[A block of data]
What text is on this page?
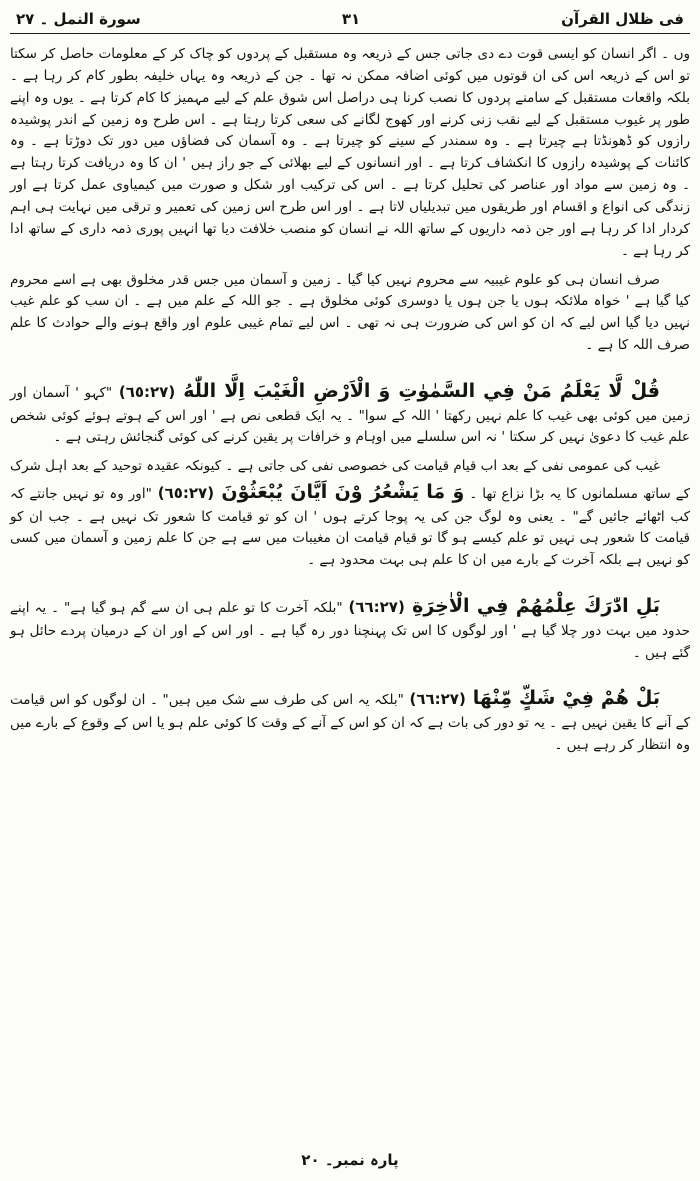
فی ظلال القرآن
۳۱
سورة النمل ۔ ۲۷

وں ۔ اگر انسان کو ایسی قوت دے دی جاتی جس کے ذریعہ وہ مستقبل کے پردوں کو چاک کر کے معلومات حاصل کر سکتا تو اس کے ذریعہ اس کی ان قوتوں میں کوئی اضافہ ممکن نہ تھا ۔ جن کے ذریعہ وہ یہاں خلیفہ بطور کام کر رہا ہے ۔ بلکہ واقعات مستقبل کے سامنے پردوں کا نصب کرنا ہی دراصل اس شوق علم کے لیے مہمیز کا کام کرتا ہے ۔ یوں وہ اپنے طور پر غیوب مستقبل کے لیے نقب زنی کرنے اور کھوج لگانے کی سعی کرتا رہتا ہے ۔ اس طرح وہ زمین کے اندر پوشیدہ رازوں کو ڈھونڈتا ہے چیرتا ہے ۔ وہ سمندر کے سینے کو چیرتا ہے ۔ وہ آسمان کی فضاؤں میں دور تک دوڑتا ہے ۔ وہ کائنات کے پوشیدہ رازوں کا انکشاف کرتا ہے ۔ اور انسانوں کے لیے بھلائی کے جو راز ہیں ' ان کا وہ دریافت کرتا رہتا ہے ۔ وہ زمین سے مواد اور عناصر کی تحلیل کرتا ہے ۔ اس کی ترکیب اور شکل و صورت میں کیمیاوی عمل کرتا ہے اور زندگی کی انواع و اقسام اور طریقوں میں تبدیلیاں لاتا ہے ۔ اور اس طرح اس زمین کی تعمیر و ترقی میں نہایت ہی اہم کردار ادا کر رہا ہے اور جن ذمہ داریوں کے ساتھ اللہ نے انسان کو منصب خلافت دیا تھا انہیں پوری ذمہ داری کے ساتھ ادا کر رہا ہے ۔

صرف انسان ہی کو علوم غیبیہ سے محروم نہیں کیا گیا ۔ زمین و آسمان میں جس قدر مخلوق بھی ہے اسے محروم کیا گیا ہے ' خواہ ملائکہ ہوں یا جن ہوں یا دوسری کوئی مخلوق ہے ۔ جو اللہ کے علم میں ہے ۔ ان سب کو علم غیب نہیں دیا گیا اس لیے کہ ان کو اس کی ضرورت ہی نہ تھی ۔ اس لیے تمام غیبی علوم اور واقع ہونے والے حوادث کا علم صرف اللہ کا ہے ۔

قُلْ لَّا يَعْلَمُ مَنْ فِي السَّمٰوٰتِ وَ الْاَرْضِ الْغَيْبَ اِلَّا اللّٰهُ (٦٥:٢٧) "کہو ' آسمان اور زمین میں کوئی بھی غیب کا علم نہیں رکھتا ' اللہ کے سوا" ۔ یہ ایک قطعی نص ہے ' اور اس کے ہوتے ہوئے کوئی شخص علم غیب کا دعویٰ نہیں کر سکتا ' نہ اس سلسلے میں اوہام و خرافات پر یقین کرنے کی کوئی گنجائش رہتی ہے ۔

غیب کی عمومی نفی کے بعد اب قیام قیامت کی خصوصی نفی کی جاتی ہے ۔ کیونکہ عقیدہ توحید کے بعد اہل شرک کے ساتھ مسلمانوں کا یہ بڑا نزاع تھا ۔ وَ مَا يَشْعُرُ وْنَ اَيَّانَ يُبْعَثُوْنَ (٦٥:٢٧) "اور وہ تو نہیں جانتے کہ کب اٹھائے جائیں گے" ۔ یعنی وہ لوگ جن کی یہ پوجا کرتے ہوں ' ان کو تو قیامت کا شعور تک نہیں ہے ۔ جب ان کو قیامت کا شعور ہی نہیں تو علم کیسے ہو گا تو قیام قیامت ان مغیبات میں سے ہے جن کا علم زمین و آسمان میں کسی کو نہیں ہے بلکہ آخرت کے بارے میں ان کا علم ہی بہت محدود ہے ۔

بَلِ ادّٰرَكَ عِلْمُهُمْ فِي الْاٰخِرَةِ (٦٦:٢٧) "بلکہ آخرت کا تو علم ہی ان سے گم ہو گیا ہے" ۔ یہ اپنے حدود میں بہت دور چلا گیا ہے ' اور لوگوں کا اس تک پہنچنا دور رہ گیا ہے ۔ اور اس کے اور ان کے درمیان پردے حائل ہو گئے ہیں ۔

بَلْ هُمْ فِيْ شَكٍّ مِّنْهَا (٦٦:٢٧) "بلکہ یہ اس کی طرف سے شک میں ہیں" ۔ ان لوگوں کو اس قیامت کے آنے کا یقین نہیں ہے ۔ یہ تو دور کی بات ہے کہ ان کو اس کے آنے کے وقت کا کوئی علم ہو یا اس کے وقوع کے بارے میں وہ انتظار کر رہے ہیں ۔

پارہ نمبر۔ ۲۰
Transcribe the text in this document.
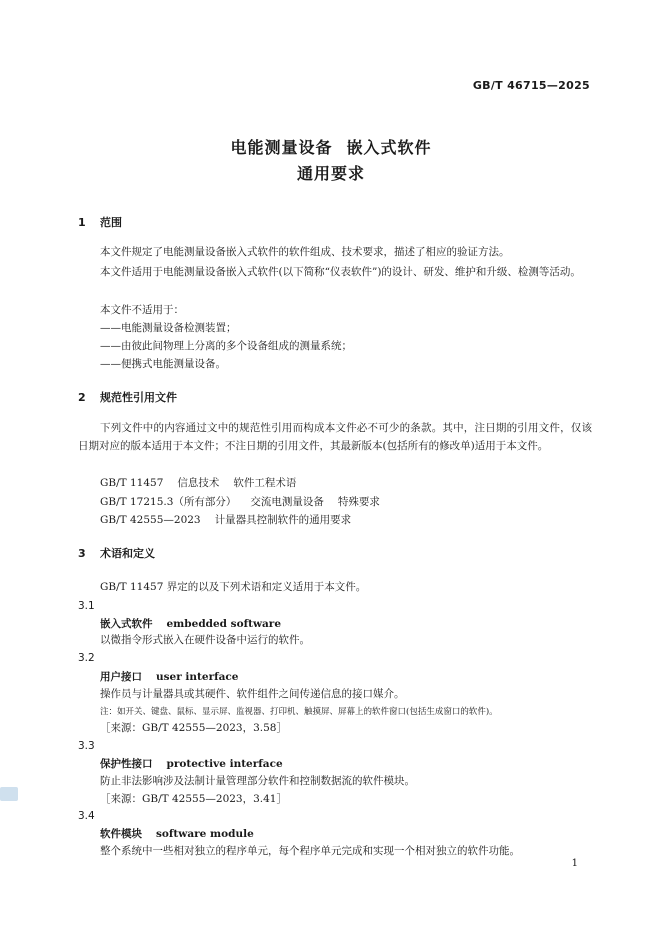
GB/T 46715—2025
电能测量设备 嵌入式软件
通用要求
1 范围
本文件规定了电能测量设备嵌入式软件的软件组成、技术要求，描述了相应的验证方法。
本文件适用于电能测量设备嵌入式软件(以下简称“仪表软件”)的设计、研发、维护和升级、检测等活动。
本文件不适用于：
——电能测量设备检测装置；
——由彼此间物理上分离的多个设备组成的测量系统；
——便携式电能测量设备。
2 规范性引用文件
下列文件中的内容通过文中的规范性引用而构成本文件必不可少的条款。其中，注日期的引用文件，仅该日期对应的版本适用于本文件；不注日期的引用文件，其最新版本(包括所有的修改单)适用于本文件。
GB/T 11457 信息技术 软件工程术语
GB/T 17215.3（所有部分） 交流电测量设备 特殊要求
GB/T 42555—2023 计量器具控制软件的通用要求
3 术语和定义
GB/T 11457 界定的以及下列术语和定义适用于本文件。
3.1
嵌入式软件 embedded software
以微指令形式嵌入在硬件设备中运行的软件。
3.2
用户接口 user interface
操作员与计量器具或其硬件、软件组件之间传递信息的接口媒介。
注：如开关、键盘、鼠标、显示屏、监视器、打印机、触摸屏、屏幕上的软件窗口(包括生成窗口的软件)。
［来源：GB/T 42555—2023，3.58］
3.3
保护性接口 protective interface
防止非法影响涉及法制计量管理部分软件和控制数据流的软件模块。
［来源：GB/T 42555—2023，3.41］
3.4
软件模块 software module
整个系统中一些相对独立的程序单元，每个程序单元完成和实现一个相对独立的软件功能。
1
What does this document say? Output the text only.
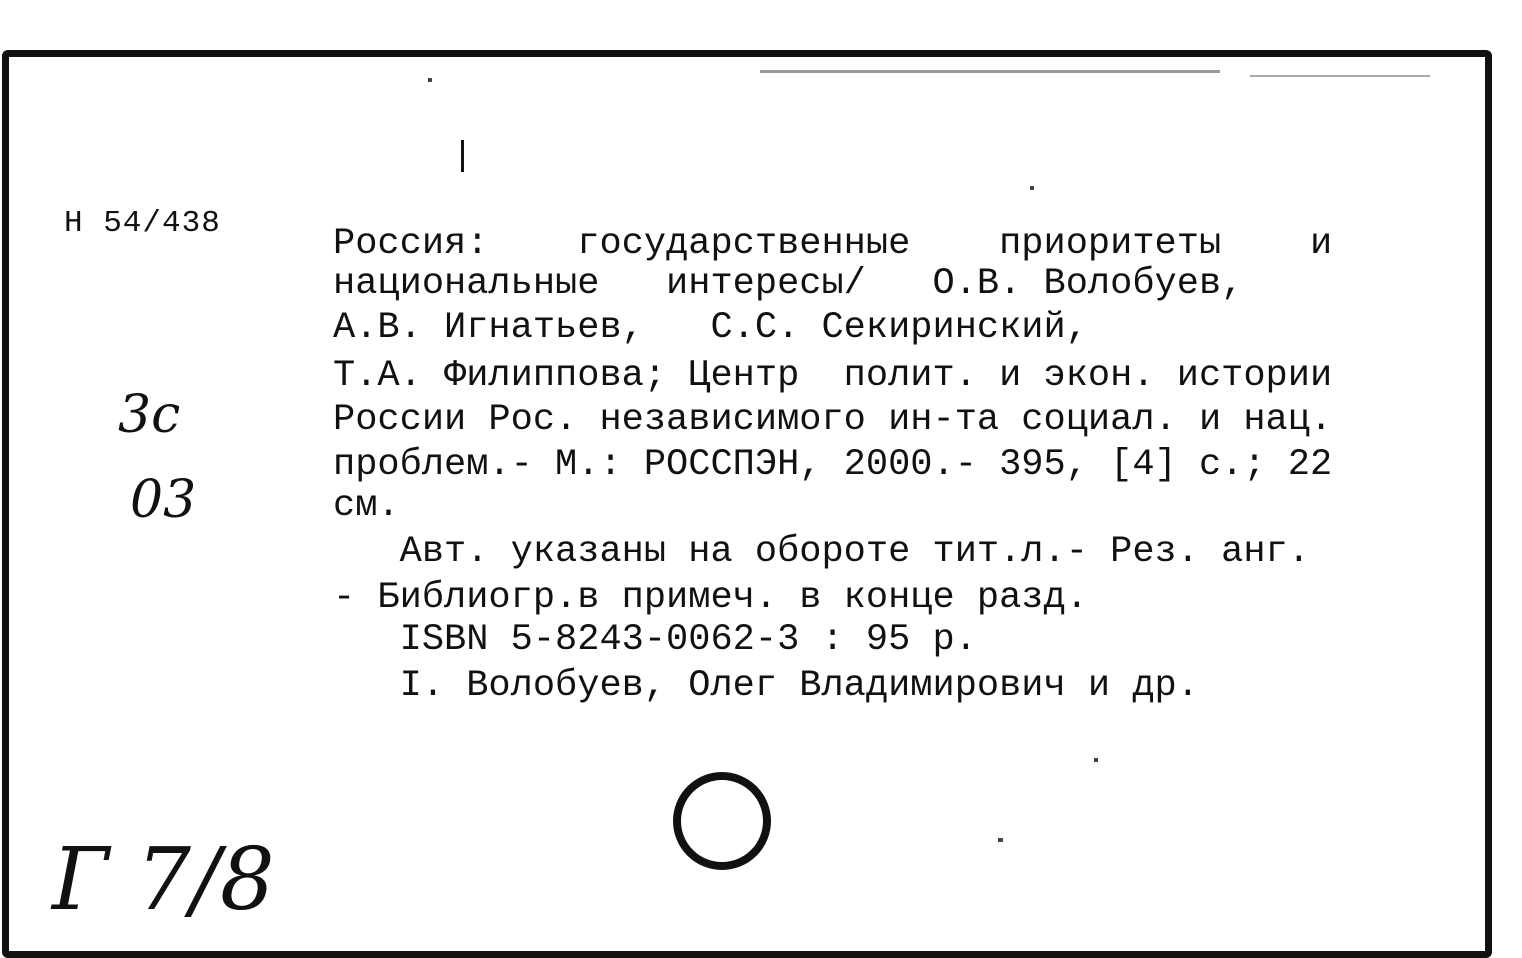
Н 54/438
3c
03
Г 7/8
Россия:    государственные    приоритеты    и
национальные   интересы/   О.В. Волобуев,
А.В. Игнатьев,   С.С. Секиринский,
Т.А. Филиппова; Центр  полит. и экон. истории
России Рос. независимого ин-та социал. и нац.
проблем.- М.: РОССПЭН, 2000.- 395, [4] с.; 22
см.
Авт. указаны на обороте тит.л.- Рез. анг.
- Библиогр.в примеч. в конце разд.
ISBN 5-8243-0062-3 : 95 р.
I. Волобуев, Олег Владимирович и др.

Direction: Return all lines containing "لوگوں".

Problem solution:
بَلِ ادّٰرَكَ عِلْمُهُمْ فِي الْاٰخِرَةِ (٦٦:٢٧) "بلکہ آخرت کا تو علم ہی ان سے گم ہو گیا ہے" ۔ یہ اپنے حدود میں بہت دور چلا گیا ہے ' اور لوگوں کا اس تک پہنچنا دور رہ گیا ہے ۔ اور اس کے اور ان کے درمیان پردے حائل ہو گئے ہیں ۔
بَلْ هُمْ فِيْ شَكٍّ مِّنْهَا (٦٦:٢٧) "بلکہ یہ اس کی طرف سے شک میں ہیں" ۔ ان لوگوں کو اس قیامت کے آنے کا یقین نہیں ہے ۔ یہ تو دور کی بات ہے کہ ان کو اس کے آنے کے وقت کا کوئی علم ہو یا اس کے وقوع کے بارے میں وہ انتظار کر رہے ہیں ۔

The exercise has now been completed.